EXERCISE
Give the material again in full, matching it exactly.

[Raw records]
----
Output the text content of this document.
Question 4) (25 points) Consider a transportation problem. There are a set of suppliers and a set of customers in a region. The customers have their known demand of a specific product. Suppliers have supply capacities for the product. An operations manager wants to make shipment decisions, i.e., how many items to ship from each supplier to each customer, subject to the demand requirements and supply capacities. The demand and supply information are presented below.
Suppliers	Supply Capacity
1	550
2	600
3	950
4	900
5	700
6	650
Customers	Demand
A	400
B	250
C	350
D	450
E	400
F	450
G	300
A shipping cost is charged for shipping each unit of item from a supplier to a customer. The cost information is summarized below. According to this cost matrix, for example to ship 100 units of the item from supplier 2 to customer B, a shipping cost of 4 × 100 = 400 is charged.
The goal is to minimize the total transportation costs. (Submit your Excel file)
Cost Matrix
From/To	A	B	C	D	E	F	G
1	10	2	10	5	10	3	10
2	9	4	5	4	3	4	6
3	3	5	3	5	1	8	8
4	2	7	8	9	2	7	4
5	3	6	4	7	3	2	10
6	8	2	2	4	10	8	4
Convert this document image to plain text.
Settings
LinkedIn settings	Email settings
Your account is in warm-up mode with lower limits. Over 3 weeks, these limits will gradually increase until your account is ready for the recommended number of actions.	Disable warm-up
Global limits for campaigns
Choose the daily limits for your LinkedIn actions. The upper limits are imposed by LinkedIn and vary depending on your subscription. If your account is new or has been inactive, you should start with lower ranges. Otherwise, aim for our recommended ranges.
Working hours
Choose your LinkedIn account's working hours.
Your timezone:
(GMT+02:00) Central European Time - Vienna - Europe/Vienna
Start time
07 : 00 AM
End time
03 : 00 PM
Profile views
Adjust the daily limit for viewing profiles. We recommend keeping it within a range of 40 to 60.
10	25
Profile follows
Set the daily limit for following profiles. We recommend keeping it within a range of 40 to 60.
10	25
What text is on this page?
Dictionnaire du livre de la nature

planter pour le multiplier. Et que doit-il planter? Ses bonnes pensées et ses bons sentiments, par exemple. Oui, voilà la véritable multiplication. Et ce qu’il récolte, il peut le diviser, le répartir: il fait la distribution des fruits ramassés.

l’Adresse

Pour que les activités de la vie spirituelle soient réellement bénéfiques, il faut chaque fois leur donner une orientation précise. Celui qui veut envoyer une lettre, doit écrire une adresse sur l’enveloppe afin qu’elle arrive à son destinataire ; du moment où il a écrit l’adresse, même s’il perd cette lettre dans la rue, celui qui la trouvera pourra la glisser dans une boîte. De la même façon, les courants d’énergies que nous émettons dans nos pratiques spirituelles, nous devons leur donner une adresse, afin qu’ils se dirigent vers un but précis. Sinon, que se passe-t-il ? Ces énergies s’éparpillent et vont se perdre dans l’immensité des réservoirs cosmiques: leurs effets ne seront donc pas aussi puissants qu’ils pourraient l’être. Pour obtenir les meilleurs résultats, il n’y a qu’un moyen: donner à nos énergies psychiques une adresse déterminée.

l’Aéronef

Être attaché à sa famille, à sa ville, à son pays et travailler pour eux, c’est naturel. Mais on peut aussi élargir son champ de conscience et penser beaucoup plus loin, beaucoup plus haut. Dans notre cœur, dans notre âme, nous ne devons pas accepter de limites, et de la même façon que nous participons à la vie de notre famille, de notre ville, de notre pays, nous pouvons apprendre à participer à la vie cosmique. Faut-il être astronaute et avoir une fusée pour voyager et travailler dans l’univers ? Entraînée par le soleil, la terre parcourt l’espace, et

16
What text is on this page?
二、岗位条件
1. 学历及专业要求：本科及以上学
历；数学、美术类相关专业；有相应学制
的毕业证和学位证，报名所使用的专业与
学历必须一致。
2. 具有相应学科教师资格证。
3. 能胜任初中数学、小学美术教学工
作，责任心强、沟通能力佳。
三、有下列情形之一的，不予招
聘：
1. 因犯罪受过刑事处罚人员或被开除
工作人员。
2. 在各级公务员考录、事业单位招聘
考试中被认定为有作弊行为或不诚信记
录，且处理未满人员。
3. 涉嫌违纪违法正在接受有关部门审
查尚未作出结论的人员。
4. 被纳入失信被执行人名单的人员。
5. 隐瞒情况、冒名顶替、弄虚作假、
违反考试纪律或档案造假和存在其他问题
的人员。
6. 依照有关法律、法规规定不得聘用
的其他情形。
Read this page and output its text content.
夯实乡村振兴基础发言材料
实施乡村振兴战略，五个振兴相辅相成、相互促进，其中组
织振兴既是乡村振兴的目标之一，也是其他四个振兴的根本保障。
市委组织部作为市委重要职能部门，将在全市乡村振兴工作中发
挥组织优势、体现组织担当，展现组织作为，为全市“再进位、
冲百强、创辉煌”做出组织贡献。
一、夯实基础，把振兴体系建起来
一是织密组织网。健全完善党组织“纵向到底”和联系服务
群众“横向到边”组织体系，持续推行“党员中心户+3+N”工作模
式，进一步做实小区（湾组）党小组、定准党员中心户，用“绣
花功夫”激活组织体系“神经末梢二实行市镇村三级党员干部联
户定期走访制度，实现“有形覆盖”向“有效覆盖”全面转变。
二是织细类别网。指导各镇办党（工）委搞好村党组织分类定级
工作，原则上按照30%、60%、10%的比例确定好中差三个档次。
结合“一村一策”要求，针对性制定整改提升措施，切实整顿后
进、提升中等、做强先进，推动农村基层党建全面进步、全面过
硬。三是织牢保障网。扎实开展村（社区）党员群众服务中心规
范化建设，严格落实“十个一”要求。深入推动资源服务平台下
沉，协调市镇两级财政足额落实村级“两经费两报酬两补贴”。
----
FINISHED ANSWER
Output the text content of this document.
Question 4) (25 points) Consider a transportation problem. There are a set of suppliers and a set of customers in a region. The customers have their known demand of a specific product. Suppliers have supply capacities for the product. An operations manager wants to make shipment decisions, i.e., how many items to ship from each supplier to each customer, subject to the demand requirements and supply capacities. The demand and supply information are presented below.
Suppliers	Supply Capacity
1	550
2	600
3	950
4	900
5	700
6	650
Customers	Demand
A	400
B	250
C	350
D	450
E	400
F	450
G	300
A shipping cost is charged for shipping each unit of item from a supplier to a customer. The cost information is summarized below. According to this cost matrix, for example to ship 100 units of the item from supplier 2 to customer B, a shipping cost of 4 × 100 = 400 is charged.
The goal is to minimize the total transportation costs. (Submit your Excel file)
Cost Matrix
From/To	A	B	C	D	E	F	G
1	10	2	10	5	10	3	10
2	9	4	5	4	3	4	6
3	3	5	3	5	1	8	8
4	2	7	8	9	2	7	4
5	3	6	4	7	3	2	10
6	8	2	2	4	10	8	4
Convert this document image to plain text.
Settings
LinkedIn settings	Email settings
Your account is in warm-up mode with lower limits. Over 3 weeks, these limits will gradually increase until your account is ready for the recommended number of actions.	Disable warm-up
Global limits for campaigns
Choose the daily limits for your LinkedIn actions. The upper limits are imposed by LinkedIn and vary depending on your subscription. If your account is new or has been inactive, you should start with lower ranges. Otherwise, aim for our recommended ranges.
Working hours
Choose your LinkedIn account's working hours.
Your timezone:
(GMT+02:00) Central European Time - Vienna - Europe/Vienna
Start time
07 : 00 AM
End time
03 : 00 PM
Profile views
Adjust the daily limit for viewing profiles. We recommend keeping it within a range of 40 to 60.
10	25
Profile follows
Set the daily limit for following profiles. We recommend keeping it within a range of 40 to 60.
10	25
What text is on this page?
Dictionnaire du livre de la nature

planter pour le multiplier. Et que doit-il planter? Ses bonnes pensées et ses bons sentiments, par exemple. Oui, voilà la véritable multiplication. Et ce qu’il récolte, il peut le diviser, le répartir: il fait la distribution des fruits ramassés.

l’Adresse

Pour que les activités de la vie spirituelle soient réellement bénéfiques, il faut chaque fois leur donner une orientation précise. Celui qui veut envoyer une lettre, doit écrire une adresse sur l’enveloppe afin qu’elle arrive à son destinataire ; du moment où il a écrit l’adresse, même s’il perd cette lettre dans la rue, celui qui la trouvera pourra la glisser dans une boîte. De la même façon, les courants d’énergies que nous émettons dans nos pratiques spirituelles, nous devons leur donner une adresse, afin qu’ils se dirigent vers un but précis. Sinon, que se passe-t-il ? Ces énergies s’éparpillent et vont se perdre dans l’immensité des réservoirs cosmiques: leurs effets ne seront donc pas aussi puissants qu’ils pourraient l’être. Pour obtenir les meilleurs résultats, il n’y a qu’un moyen: donner à nos énergies psychiques une adresse déterminée.

l’Aéronef

Être attaché à sa famille, à sa ville, à son pays et travailler pour eux, c’est naturel. Mais on peut aussi élargir son champ de conscience et penser beaucoup plus loin, beaucoup plus haut. Dans notre cœur, dans notre âme, nous ne devons pas accepter de limites, et de la même façon que nous participons à la vie de notre famille, de notre ville, de notre pays, nous pouvons apprendre à participer à la vie cosmique. Faut-il être astronaute et avoir une fusée pour voyager et travailler dans l’univers ? Entraînée par le soleil, la terre parcourt l’espace, et

16
What text is on this page?
二、岗位条件
1. 学历及专业要求：本科及以上学
历；数学、美术类相关专业；有相应学制
的毕业证和学位证，报名所使用的专业与
学历必须一致。
2. 具有相应学科教师资格证。
3. 能胜任初中数学、小学美术教学工
作，责任心强、沟通能力佳。
三、有下列情形之一的，不予招
聘：
1. 因犯罪受过刑事处罚人员或被开除
工作人员。
2. 在各级公务员考录、事业单位招聘
考试中被认定为有作弊行为或不诚信记
录，且处理未满人员。
3. 涉嫌违纪违法正在接受有关部门审
查尚未作出结论的人员。
4. 被纳入失信被执行人名单的人员。
5. 隐瞒情况、冒名顶替、弄虚作假、
违反考试纪律或档案造假和存在其他问题
的人员。
6. 依照有关法律、法规规定不得聘用
的其他情形。
Read this page and output its text content.
夯实乡村振兴基础发言材料
实施乡村振兴战略，五个振兴相辅相成、相互促进，其中组
织振兴既是乡村振兴的目标之一，也是其他四个振兴的根本保障。
市委组织部作为市委重要职能部门，将在全市乡村振兴工作中发
挥组织优势、体现组织担当，展现组织作为，为全市“再进位、
冲百强、创辉煌”做出组织贡献。
一、夯实基础，把振兴体系建起来
一是织密组织网。健全完善党组织“纵向到底”和联系服务
群众“横向到边”组织体系，持续推行“党员中心户+3+N”工作模
式，进一步做实小区（湾组）党小组、定准党员中心户，用“绣
花功夫”激活组织体系“神经末梢二实行市镇村三级党员干部联
户定期走访制度，实现“有形覆盖”向“有效覆盖”全面转变。
二是织细类别网。指导各镇办党（工）委搞好村党组织分类定级
工作，原则上按照30%、60%、10%的比例确定好中差三个档次。
结合“一村一策”要求，针对性制定整改提升措施，切实整顿后
进、提升中等、做强先进，推动农村基层党建全面进步、全面过
硬。三是织牢保障网。扎实开展村（社区）党员群众服务中心规
范化建设，严格落实“十个一”要求。深入推动资源服务平台下
沉，协调市镇两级财政足额落实村级“两经费两报酬两补贴”。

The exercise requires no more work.